Directions for this task
Restate each entry word for word, leaving nothing out.

The data
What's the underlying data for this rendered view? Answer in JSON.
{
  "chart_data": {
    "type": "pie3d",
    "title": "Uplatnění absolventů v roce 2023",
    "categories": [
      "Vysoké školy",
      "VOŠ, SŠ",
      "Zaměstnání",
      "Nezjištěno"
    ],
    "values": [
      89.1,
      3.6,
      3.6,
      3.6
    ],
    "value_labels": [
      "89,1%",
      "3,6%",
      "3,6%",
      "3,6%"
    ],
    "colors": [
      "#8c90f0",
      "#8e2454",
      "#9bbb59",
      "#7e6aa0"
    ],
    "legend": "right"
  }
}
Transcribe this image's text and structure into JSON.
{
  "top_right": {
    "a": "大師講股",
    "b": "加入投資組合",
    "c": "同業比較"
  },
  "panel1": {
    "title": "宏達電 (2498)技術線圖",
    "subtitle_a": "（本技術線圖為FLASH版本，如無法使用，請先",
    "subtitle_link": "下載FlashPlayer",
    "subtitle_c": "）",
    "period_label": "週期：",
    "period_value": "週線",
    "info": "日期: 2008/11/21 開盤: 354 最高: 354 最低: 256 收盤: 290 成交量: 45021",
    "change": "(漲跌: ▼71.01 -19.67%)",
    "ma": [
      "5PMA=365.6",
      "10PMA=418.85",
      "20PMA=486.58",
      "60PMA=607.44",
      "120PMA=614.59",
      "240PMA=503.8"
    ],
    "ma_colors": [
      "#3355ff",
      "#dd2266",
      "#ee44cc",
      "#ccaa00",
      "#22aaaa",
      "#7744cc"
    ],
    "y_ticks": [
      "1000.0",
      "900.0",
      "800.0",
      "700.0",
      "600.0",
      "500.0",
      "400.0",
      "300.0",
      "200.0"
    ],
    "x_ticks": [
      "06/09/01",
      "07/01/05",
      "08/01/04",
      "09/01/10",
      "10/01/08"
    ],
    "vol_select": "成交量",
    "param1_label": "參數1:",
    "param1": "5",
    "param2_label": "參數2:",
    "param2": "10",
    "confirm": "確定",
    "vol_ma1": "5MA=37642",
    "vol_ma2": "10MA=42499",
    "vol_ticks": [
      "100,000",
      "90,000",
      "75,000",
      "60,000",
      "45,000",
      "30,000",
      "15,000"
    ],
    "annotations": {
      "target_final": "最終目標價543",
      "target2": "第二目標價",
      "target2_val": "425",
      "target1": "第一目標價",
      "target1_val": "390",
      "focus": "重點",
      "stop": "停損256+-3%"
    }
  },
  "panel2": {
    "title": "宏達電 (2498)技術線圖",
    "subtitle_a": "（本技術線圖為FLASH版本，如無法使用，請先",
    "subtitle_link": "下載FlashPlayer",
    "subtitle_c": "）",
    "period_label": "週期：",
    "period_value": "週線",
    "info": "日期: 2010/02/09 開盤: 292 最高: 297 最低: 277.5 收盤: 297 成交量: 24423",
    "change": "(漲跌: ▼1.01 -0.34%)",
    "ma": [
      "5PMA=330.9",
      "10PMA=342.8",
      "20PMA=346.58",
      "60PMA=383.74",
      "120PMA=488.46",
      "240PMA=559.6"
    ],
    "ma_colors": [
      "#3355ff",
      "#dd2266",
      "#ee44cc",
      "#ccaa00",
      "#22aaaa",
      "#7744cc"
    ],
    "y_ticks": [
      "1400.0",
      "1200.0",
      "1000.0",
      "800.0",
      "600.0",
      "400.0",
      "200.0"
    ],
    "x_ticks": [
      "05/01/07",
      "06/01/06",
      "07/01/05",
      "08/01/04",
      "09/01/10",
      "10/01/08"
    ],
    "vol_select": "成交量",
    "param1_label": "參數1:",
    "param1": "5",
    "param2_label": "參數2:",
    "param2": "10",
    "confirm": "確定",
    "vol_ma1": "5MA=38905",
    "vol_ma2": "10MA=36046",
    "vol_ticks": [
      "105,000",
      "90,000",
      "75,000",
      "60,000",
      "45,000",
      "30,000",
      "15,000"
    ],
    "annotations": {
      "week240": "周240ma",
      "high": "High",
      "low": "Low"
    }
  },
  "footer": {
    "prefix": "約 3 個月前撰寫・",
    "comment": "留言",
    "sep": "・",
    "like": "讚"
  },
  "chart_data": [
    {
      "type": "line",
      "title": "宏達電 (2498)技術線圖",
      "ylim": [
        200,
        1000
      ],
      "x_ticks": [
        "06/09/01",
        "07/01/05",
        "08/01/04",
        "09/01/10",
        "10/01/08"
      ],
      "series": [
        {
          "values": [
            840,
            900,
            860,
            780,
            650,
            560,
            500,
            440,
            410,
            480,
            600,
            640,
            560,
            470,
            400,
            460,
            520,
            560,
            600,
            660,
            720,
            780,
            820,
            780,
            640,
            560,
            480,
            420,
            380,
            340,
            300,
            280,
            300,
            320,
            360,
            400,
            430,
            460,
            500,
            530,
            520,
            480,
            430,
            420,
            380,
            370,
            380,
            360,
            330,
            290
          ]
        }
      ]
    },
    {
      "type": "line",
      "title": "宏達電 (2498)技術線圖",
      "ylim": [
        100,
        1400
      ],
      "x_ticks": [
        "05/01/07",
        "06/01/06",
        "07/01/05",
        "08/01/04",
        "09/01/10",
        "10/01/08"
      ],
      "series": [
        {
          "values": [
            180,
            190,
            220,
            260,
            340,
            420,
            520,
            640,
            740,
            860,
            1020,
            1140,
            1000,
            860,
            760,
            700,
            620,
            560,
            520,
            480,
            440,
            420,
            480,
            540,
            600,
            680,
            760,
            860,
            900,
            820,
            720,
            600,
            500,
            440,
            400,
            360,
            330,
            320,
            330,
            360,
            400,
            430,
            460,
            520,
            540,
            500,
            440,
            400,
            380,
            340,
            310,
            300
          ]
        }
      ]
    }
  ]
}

Reply to the task
What's the underlying data for this rendered view? Answer in JSON.
{
  "chart_data": {
    "type": "pie3d",
    "title": "Uplatnění absolventů v roce 2023",
    "categories": [
      "Vysoké školy",
      "VOŠ, SŠ",
      "Zaměstnání",
      "Nezjištěno"
    ],
    "values": [
      89.1,
      3.6,
      3.6,
      3.6
    ],
    "value_labels": [
      "89,1%",
      "3,6%",
      "3,6%",
      "3,6%"
    ],
    "colors": [
      "#8c90f0",
      "#8e2454",
      "#9bbb59",
      "#7e6aa0"
    ],
    "legend": "right"
  }
}
Transcribe this image's text and structure into JSON.
{
  "top_right": {
    "a": "大師講股",
    "b": "加入投資組合",
    "c": "同業比較"
  },
  "panel1": {
    "title": "宏達電 (2498)技術線圖",
    "subtitle_a": "（本技術線圖為FLASH版本，如無法使用，請先",
    "subtitle_link": "下載FlashPlayer",
    "subtitle_c": "）",
    "period_label": "週期：",
    "period_value": "週線",
    "info": "日期: 2008/11/21 開盤: 354 最高: 354 最低: 256 收盤: 290 成交量: 45021",
    "change": "(漲跌: ▼71.01 -19.67%)",
    "ma": [
      "5PMA=365.6",
      "10PMA=418.85",
      "20PMA=486.58",
      "60PMA=607.44",
      "120PMA=614.59",
      "240PMA=503.8"
    ],
    "ma_colors": [
      "#3355ff",
      "#dd2266",
      "#ee44cc",
      "#ccaa00",
      "#22aaaa",
      "#7744cc"
    ],
    "y_ticks": [
      "1000.0",
      "900.0",
      "800.0",
      "700.0",
      "600.0",
      "500.0",
      "400.0",
      "300.0",
      "200.0"
    ],
    "x_ticks": [
      "06/09/01",
      "07/01/05",
      "08/01/04",
      "09/01/10",
      "10/01/08"
    ],
    "vol_select": "成交量",
    "param1_label": "參數1:",
    "param1": "5",
    "param2_label": "參數2:",
    "param2": "10",
    "confirm": "確定",
    "vol_ma1": "5MA=37642",
    "vol_ma2": "10MA=42499",
    "vol_ticks": [
      "100,000",
      "90,000",
      "75,000",
      "60,000",
      "45,000",
      "30,000",
      "15,000"
    ],
    "annotations": {
      "target_final": "最終目標價543",
      "target2": "第二目標價",
      "target2_val": "425",
      "target1": "第一目標價",
      "target1_val": "390",
      "focus": "重點",
      "stop": "停損256+-3%"
    }
  },
  "panel2": {
    "title": "宏達電 (2498)技術線圖",
    "subtitle_a": "（本技術線圖為FLASH版本，如無法使用，請先",
    "subtitle_link": "下載FlashPlayer",
    "subtitle_c": "）",
    "period_label": "週期：",
    "period_value": "週線",
    "info": "日期: 2010/02/09 開盤: 292 最高: 297 最低: 277.5 收盤: 297 成交量: 24423",
    "change": "(漲跌: ▼1.01 -0.34%)",
    "ma": [
      "5PMA=330.9",
      "10PMA=342.8",
      "20PMA=346.58",
      "60PMA=383.74",
      "120PMA=488.46",
      "240PMA=559.6"
    ],
    "ma_colors": [
      "#3355ff",
      "#dd2266",
      "#ee44cc",
      "#ccaa00",
      "#22aaaa",
      "#7744cc"
    ],
    "y_ticks": [
      "1400.0",
      "1200.0",
      "1000.0",
      "800.0",
      "600.0",
      "400.0",
      "200.0"
    ],
    "x_ticks": [
      "05/01/07",
      "06/01/06",
      "07/01/05",
      "08/01/04",
      "09/01/10",
      "10/01/08"
    ],
    "vol_select": "成交量",
    "param1_label": "參數1:",
    "param1": "5",
    "param2_label": "參數2:",
    "param2": "10",
    "confirm": "確定",
    "vol_ma1": "5MA=38905",
    "vol_ma2": "10MA=36046",
    "vol_ticks": [
      "105,000",
      "90,000",
      "75,000",
      "60,000",
      "45,000",
      "30,000",
      "15,000"
    ],
    "annotations": {
      "week240": "周240ma",
      "high": "High",
      "low": "Low"
    }
  },
  "footer": {
    "prefix": "約 3 個月前撰寫・",
    "comment": "留言",
    "sep": "・",
    "like": "讚"
  },
  "chart_data": [
    {
      "type": "line",
      "title": "宏達電 (2498)技術線圖",
      "ylim": [
        200,
        1000
      ],
      "x_ticks": [
        "06/09/01",
        "07/01/05",
        "08/01/04",
        "09/01/10",
        "10/01/08"
      ],
      "series": [
        {
          "values": [
            840,
            900,
            860,
            780,
            650,
            560,
            500,
            440,
            410,
            480,
            600,
            640,
            560,
            470,
            400,
            460,
            520,
            560,
            600,
            660,
            720,
            780,
            820,
            780,
            640,
            560,
            480,
            420,
            380,
            340,
            300,
            280,
            300,
            320,
            360,
            400,
            430,
            460,
            500,
            530,
            520,
            480,
            430,
            420,
            380,
            370,
            380,
            360,
            330,
            290
          ]
        }
      ]
    },
    {
      "type": "line",
      "title": "宏達電 (2498)技術線圖",
      "ylim": [
        100,
        1400
      ],
      "x_ticks": [
        "05/01/07",
        "06/01/06",
        "07/01/05",
        "08/01/04",
        "09/01/10",
        "10/01/08"
      ],
      "series": [
        {
          "values": [
            180,
            190,
            220,
            260,
            340,
            420,
            520,
            640,
            740,
            860,
            1020,
            1140,
            1000,
            860,
            760,
            700,
            620,
            560,
            520,
            480,
            440,
            420,
            480,
            540,
            600,
            680,
            760,
            860,
            900,
            820,
            720,
            600,
            500,
            440,
            400,
            360,
            330,
            320,
            330,
            360,
            400,
            430,
            460,
            520,
            540,
            500,
            440,
            400,
            380,
            340,
            310,
            300
          ]
        }
      ]
    }
  ]
}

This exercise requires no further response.